What is asked: Each entry below should be echoed exactly, with pictures omitted.

Source data:
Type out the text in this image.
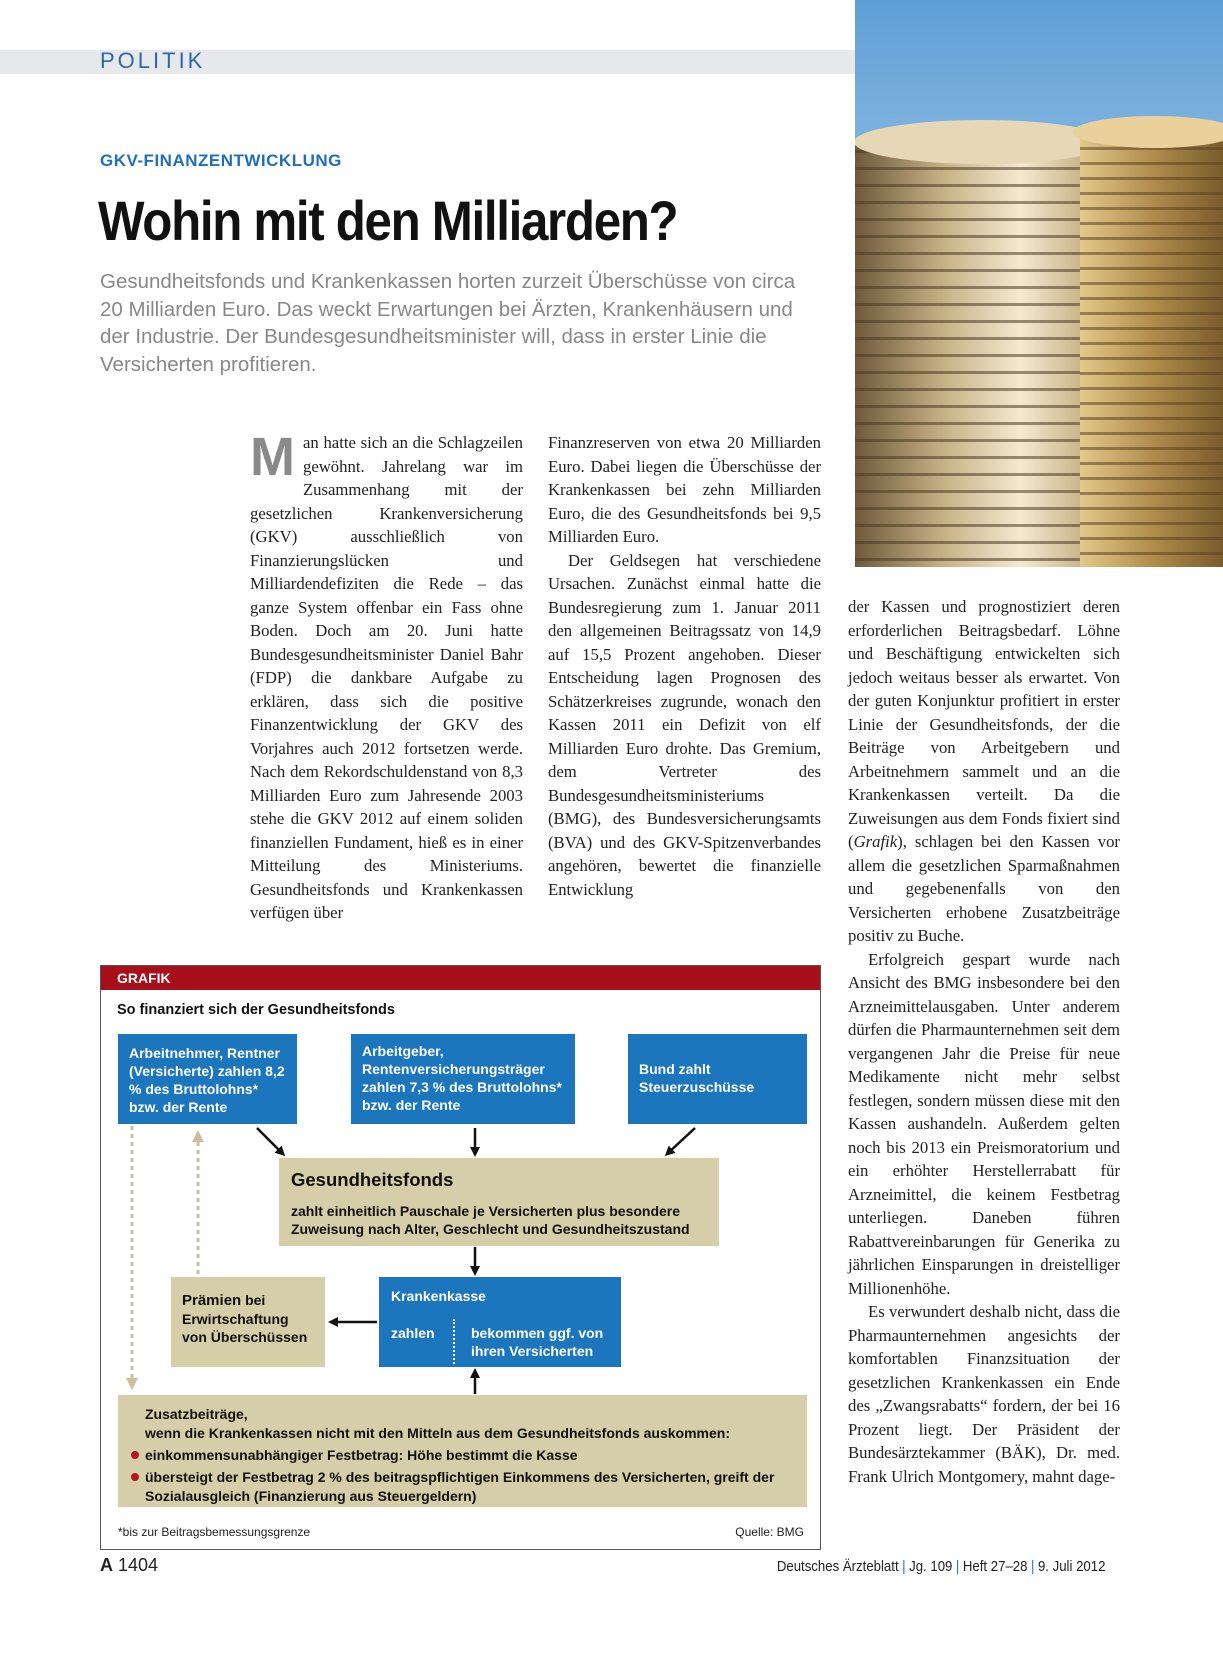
POLITIK
GKV-FINANZENTWICKLUNG
Wohin mit den Milliarden?
Gesundheitsfonds und Krankenkassen horten zurzeit Überschüsse von circa 20 Milliarden Euro. Das weckt Erwartungen bei Ärzten, Krankenhäusern und der Industrie. Der Bundesgesundheitsminister will, dass in erster Linie die Versicherten profitieren.

Man hatte sich an die Schlagzeilen gewöhnt. Jahrelang war im Zusammenhang mit der gesetzlichen Krankenversicherung (GKV) ausschließlich von Finanzierungslücken und Milliardendefiziten die Rede – das ganze System offenbar ein Fass ohne Boden. Doch am 20. Juni hatte Bundesgesundheitsminister Daniel Bahr (FDP) die dankbare Aufgabe zu erklären, dass sich die positive Finanzentwicklung der GKV des Vorjahres auch 2012 fortsetzen werde. Nach dem Rekordschuldenstand von 8,3 Milliarden Euro zum Jahresende 2003 stehe die GKV 2012 auf einem soliden finanziellen Fundament, hieß es in einer Mitteilung des Ministeriums. Gesundheitsfonds und Krankenkassen verfügen über

Finanzreserven von etwa 20 Milliarden Euro. Dabei liegen die Überschüsse der Krankenkassen bei zehn Milliarden Euro, die des Gesundheitsfonds bei 9,5 Milliarden Euro.

Der Geldsegen hat verschiedene Ursachen. Zunächst einmal hatte die Bundesregierung zum 1. Januar 2011 den allgemeinen Beitragssatz von 14,9 auf 15,5 Prozent angehoben. Dieser Entscheidung lagen Prognosen des Schätzerkreises zugrunde, wonach den Kassen 2011 ein Defizit von elf Milliarden Euro drohte. Das Gremium, dem Vertreter des Bundesgesundheitsministeriums (BMG), des Bundesversicherungsamts (BVA) und des GKV-Spitzenverbandes angehören, bewertet die finanzielle Entwicklung

der Kassen und prognostiziert deren erforderlichen Beitragsbedarf. Löhne und Beschäftigung entwickelten sich jedoch weitaus besser als erwartet. Von der guten Konjunktur profitiert in erster Linie der Gesundheitsfonds, der die Beiträge von Arbeitgebern und Arbeitnehmern sammelt und an die Krankenkassen verteilt. Da die Zuweisungen aus dem Fonds fixiert sind (Grafik), schlagen bei den Kassen vor allem die gesetzlichen Sparmaßnahmen und gegebenenfalls von den Versicherten erhobene Zusatzbeiträge positiv zu Buche.

Erfolgreich gespart wurde nach Ansicht des BMG insbesondere bei den Arzneimittelausgaben. Unter anderem dürfen die Pharmaunternehmen seit dem vergangenen Jahr die Preise für neue Medikamente nicht mehr selbst festlegen, sondern müssen diese mit den Kassen aushandeln. Außerdem gelten noch bis 2013 ein Preismoratorium und ein erhöhter Herstellerrabatt für Arzneimittel, die keinem Festbetrag unterliegen. Daneben führen Rabattvereinbarungen für Generika zu jährlichen Einsparungen in dreistelliger Millionenhöhe.

Es verwundert deshalb nicht, dass die Pharmaunternehmen angesichts der komfortablen Finanzsituation der gesetzlichen Krankenkassen ein Ende des „Zwangsrabatts“ fordern, der bei 16 Prozent liegt. Der Präsident der Bundesärztekammer (BÄK), Dr. med. Frank Ulrich Montgomery, mahnt dage-

GRAFIK
So finanziert sich der Gesundheitsfonds
Arbeitnehmer, Rentner (Versicherte) zahlen 8,2 % des Bruttolohns* bzw. der Rente
Arbeitgeber, Rentenversicherungsträger zahlen 7,3 % des Bruttolohns* bzw. der Rente
Bund zahlt Steuerzuschüsse
Gesundheitsfonds
zahlt einheitlich Pauschale je Versicherten plus besondere Zuweisung nach Alter, Geschlecht und Gesundheitszustand
Prämien bei Erwirtschaftung von Überschüssen
Krankenkasse
zahlen	bekommen ggf. von ihren Versicherten
Zusatzbeiträge,
wenn die Krankenkassen nicht mit den Mitteln aus dem Gesundheitsfonds auskommen:
einkommensunabhängiger Festbetrag: Höhe bestimmt die Kasse
übersteigt der Festbetrag 2 % des beitragspflichtigen Einkommens des Versicherten, greift der Sozialausgleich (Finanzierung aus Steuergeldern)
*bis zur Beitragsbemessungsgrenze	Quelle: BMG
A 1404	Deutsches Ärzteblatt | Jg. 109 | Heft 27–28 | 9. Juli 2012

The result:
Type out the text in this image.
POLITIK
GKV-FINANZENTWICKLUNG
Wohin mit den Milliarden?
Gesundheitsfonds und Krankenkassen horten zurzeit Überschüsse von circa 20 Milliarden Euro. Das weckt Erwartungen bei Ärzten, Krankenhäusern und der Industrie. Der Bundesgesundheitsminister will, dass in erster Linie die Versicherten profitieren.

Man hatte sich an die Schlagzeilen gewöhnt. Jahrelang war im Zusammenhang mit der gesetzlichen Krankenversicherung (GKV) ausschließlich von Finanzierungslücken und Milliardendefiziten die Rede – das ganze System offenbar ein Fass ohne Boden. Doch am 20. Juni hatte Bundesgesundheitsminister Daniel Bahr (FDP) die dankbare Aufgabe zu erklären, dass sich die positive Finanzentwicklung der GKV des Vorjahres auch 2012 fortsetzen werde. Nach dem Rekordschuldenstand von 8,3 Milliarden Euro zum Jahresende 2003 stehe die GKV 2012 auf einem soliden finanziellen Fundament, hieß es in einer Mitteilung des Ministeriums. Gesundheitsfonds und Krankenkassen verfügen über

Finanzreserven von etwa 20 Milliarden Euro. Dabei liegen die Überschüsse der Krankenkassen bei zehn Milliarden Euro, die des Gesundheitsfonds bei 9,5 Milliarden Euro.

Der Geldsegen hat verschiedene Ursachen. Zunächst einmal hatte die Bundesregierung zum 1. Januar 2011 den allgemeinen Beitragssatz von 14,9 auf 15,5 Prozent angehoben. Dieser Entscheidung lagen Prognosen des Schätzerkreises zugrunde, wonach den Kassen 2011 ein Defizit von elf Milliarden Euro drohte. Das Gremium, dem Vertreter des Bundesgesundheitsministeriums (BMG), des Bundesversicherungsamts (BVA) und des GKV-Spitzenverbandes angehören, bewertet die finanzielle Entwicklung

der Kassen und prognostiziert deren erforderlichen Beitragsbedarf. Löhne und Beschäftigung entwickelten sich jedoch weitaus besser als erwartet. Von der guten Konjunktur profitiert in erster Linie der Gesundheitsfonds, der die Beiträge von Arbeitgebern und Arbeitnehmern sammelt und an die Krankenkassen verteilt. Da die Zuweisungen aus dem Fonds fixiert sind (Grafik), schlagen bei den Kassen vor allem die gesetzlichen Sparmaßnahmen und gegebenenfalls von den Versicherten erhobene Zusatzbeiträge positiv zu Buche.

Erfolgreich gespart wurde nach Ansicht des BMG insbesondere bei den Arzneimittelausgaben. Unter anderem dürfen die Pharmaunternehmen seit dem vergangenen Jahr die Preise für neue Medikamente nicht mehr selbst festlegen, sondern müssen diese mit den Kassen aushandeln. Außerdem gelten noch bis 2013 ein Preismoratorium und ein erhöhter Herstellerrabatt für Arzneimittel, die keinem Festbetrag unterliegen. Daneben führen Rabattvereinbarungen für Generika zu jährlichen Einsparungen in dreistelliger Millionenhöhe.

Es verwundert deshalb nicht, dass die Pharmaunternehmen angesichts der komfortablen Finanzsituation der gesetzlichen Krankenkassen ein Ende des „Zwangsrabatts“ fordern, der bei 16 Prozent liegt. Der Präsident der Bundesärztekammer (BÄK), Dr. med. Frank Ulrich Montgomery, mahnt dage-

GRAFIK
So finanziert sich der Gesundheitsfonds
Arbeitnehmer, Rentner (Versicherte) zahlen 8,2 % des Bruttolohns* bzw. der Rente
Arbeitgeber, Rentenversicherungsträger zahlen 7,3 % des Bruttolohns* bzw. der Rente
Bund zahlt Steuerzuschüsse
Gesundheitsfonds
zahlt einheitlich Pauschale je Versicherten plus besondere Zuweisung nach Alter, Geschlecht und Gesundheitszustand
Prämien bei Erwirtschaftung von Überschüssen
Krankenkasse
zahlen	bekommen ggf. von ihren Versicherten
Zusatzbeiträge,
wenn die Krankenkassen nicht mit den Mitteln aus dem Gesundheitsfonds auskommen:
einkommensunabhängiger Festbetrag: Höhe bestimmt die Kasse
übersteigt der Festbetrag 2 % des beitragspflichtigen Einkommens des Versicherten, greift der Sozialausgleich (Finanzierung aus Steuergeldern)
*bis zur Beitragsbemessungsgrenze	Quelle: BMG
A 1404	Deutsches Ärzteblatt | Jg. 109 | Heft 27–28 | 9. Juli 2012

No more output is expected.